# Goal of the exercise
Exclude any images and output the remaining records exactly.

## START Excerpted data

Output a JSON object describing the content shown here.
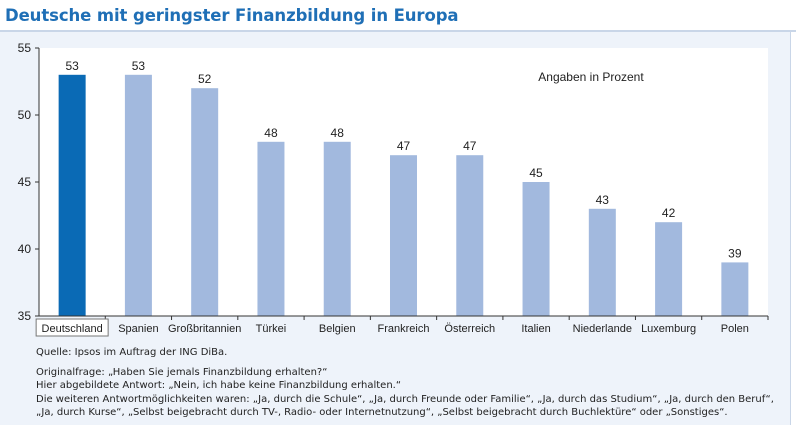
{
  "title": "Deutsche mit geringster Finanzbildung in Europa",
  "annotation": "Angaben in Prozent",
  "source": "Quelle: Ipsos im Auftrag der ING DiBa.",
  "notes": [
    "Originalfrage: „Haben Sie jemals Finanzbildung erhalten?“",
    "Hier abgebildete Antwort: „Nein, ich habe keine Finanzbildung erhalten.“",
    "Die weiteren Antwortmöglichkeiten waren: „Ja, durch die Schule“, „Ja, durch Freunde oder Familie“, „Ja, durch das Studium“, „Ja, durch den Beruf“,",
    "„Ja, durch Kurse“, „Selbst beigebracht durch TV-, Radio- oder Internetnutzung“, „Selbst beigebracht durch Buchlektüre“ oder „Sonstiges“."
  ],
  "colors": {
    "highlight": "#0a6ab5",
    "bar": "#a2b9de",
    "title": "#1f6fb6",
    "panel": "#eef3fa"
  },
  "chart_data": {
    "type": "bar",
    "title": "Deutsche mit geringster Finanzbildung in Europa",
    "xlabel": "",
    "ylabel": "",
    "categories": [
      "Deutschland",
      "Spanien",
      "Großbritannien",
      "Türkei",
      "Belgien",
      "Frankreich",
      "Österreich",
      "Italien",
      "Niederlande",
      "Luxemburg",
      "Polen"
    ],
    "values": [
      53,
      53,
      52,
      48,
      48,
      47,
      47,
      45,
      43,
      42,
      39
    ],
    "highlight_index": 0,
    "ylim": [
      35,
      55
    ],
    "yticks": [
      35,
      40,
      45,
      50,
      55
    ],
    "grid": false,
    "legend": "none"
  }
}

## END Excerpted data

# The completed task
Output a JSON object describing the content shown here.
{
  "title": "Deutsche mit geringster Finanzbildung in Europa",
  "annotation": "Angaben in Prozent",
  "source": "Quelle: Ipsos im Auftrag der ING DiBa.",
  "notes": [
    "Originalfrage: „Haben Sie jemals Finanzbildung erhalten?“",
    "Hier abgebildete Antwort: „Nein, ich habe keine Finanzbildung erhalten.“",
    "Die weiteren Antwortmöglichkeiten waren: „Ja, durch die Schule“, „Ja, durch Freunde oder Familie“, „Ja, durch das Studium“, „Ja, durch den Beruf“,",
    "„Ja, durch Kurse“, „Selbst beigebracht durch TV-, Radio- oder Internetnutzung“, „Selbst beigebracht durch Buchlektüre“ oder „Sonstiges“."
  ],
  "colors": {
    "highlight": "#0a6ab5",
    "bar": "#a2b9de",
    "title": "#1f6fb6",
    "panel": "#eef3fa"
  },
  "chart_data": {
    "type": "bar",
    "title": "Deutsche mit geringster Finanzbildung in Europa",
    "xlabel": "",
    "ylabel": "",
    "categories": [
      "Deutschland",
      "Spanien",
      "Großbritannien",
      "Türkei",
      "Belgien",
      "Frankreich",
      "Österreich",
      "Italien",
      "Niederlande",
      "Luxemburg",
      "Polen"
    ],
    "values": [
      53,
      53,
      52,
      48,
      48,
      47,
      47,
      45,
      43,
      42,
      39
    ],
    "highlight_index": 0,
    "ylim": [
      35,
      55
    ],
    "yticks": [
      35,
      40,
      45,
      50,
      55
    ],
    "grid": false,
    "legend": "none"
  }
}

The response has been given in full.